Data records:
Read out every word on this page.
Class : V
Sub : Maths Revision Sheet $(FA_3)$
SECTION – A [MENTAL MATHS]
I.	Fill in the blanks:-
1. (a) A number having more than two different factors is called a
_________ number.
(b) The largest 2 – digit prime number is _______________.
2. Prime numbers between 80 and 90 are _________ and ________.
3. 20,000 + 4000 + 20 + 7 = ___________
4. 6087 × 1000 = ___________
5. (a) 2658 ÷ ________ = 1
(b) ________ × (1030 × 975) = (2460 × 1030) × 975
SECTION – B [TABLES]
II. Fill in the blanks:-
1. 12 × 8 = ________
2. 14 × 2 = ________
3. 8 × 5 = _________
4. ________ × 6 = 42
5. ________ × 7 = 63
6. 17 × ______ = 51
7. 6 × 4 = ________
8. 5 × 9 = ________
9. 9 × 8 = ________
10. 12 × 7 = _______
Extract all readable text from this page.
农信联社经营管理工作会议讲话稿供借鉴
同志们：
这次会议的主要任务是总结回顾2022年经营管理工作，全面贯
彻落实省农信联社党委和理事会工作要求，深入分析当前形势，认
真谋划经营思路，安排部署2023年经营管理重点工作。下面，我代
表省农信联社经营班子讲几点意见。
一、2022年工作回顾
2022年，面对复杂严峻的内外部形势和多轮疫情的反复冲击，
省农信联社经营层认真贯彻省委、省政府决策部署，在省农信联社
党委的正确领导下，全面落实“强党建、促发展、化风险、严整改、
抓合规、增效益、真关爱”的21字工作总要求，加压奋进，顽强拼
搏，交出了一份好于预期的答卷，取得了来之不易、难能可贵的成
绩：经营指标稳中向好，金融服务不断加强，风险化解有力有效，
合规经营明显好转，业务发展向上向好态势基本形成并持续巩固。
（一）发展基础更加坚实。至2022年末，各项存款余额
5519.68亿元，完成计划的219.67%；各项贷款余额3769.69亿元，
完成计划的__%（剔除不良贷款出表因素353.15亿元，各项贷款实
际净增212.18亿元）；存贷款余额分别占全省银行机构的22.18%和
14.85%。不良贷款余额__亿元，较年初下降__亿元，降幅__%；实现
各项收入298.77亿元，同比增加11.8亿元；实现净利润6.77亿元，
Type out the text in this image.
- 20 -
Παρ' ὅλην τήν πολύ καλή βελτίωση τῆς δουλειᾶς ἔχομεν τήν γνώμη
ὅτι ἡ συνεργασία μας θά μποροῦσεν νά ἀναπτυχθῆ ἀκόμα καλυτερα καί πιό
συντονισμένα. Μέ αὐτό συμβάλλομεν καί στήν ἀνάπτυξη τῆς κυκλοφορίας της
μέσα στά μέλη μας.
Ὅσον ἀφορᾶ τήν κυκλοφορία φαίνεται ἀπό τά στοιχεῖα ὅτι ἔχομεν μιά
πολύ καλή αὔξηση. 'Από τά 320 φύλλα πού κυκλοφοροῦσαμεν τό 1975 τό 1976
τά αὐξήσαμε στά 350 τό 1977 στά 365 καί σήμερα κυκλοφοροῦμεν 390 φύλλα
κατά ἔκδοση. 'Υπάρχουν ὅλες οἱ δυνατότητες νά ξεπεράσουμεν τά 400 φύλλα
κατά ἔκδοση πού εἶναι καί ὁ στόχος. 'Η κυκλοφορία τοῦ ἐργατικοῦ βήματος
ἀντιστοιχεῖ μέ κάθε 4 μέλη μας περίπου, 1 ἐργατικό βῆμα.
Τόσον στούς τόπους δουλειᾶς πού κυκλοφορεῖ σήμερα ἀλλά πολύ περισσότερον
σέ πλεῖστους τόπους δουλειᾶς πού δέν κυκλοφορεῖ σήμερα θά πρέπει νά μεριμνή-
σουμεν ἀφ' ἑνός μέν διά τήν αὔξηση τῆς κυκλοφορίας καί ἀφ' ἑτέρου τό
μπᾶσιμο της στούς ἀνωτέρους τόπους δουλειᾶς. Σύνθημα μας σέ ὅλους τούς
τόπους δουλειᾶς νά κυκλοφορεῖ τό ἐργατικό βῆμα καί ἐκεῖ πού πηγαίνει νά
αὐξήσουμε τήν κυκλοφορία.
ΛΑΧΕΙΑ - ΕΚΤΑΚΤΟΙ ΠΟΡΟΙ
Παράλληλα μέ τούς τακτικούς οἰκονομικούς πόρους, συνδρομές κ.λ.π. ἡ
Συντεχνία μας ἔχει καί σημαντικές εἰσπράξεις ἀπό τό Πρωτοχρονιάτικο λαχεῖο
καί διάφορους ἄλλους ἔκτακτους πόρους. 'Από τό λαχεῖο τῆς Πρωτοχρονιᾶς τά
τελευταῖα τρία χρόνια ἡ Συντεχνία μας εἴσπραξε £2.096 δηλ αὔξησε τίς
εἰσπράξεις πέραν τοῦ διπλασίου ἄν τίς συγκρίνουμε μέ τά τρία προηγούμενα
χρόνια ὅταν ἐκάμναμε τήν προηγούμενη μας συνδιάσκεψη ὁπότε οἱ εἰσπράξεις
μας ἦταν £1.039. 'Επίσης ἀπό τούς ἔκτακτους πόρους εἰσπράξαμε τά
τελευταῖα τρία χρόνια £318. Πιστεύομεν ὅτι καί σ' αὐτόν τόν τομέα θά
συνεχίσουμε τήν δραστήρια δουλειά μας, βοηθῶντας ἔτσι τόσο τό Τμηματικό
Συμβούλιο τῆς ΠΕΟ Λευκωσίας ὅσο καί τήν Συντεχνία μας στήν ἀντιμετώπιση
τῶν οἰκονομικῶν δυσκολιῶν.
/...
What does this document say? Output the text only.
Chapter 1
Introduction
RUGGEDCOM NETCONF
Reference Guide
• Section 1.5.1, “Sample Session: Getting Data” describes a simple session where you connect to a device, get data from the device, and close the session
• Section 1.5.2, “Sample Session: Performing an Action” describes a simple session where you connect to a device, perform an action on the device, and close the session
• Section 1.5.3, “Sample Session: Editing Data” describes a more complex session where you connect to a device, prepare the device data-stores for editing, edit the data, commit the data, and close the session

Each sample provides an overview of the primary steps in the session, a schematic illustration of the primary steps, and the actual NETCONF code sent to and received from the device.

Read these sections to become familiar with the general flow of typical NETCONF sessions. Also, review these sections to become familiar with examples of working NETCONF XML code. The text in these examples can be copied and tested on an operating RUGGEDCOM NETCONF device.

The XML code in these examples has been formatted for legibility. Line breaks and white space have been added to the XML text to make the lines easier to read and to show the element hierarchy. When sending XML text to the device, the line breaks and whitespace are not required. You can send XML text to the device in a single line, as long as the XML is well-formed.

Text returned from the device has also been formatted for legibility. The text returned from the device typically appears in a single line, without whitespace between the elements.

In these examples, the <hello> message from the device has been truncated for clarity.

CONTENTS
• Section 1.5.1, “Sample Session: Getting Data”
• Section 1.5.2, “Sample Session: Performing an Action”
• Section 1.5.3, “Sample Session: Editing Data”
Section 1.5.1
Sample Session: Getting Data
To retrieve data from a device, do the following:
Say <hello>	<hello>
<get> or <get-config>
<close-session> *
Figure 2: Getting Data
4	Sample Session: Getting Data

■ **What the exercise asks**
Report every line containing the word "καλή" from the listing above.

■ **Exercise solution**
Παρ' ὅλην τήν πολύ καλή βελτίωση τῆς δουλειᾶς ἔχομεν τήν γνώμη
πολύ καλή αὔξηση. 'Από τά 320 φύλλα πού κυκλοφοροῦσαμεν τό 1975 τό 1976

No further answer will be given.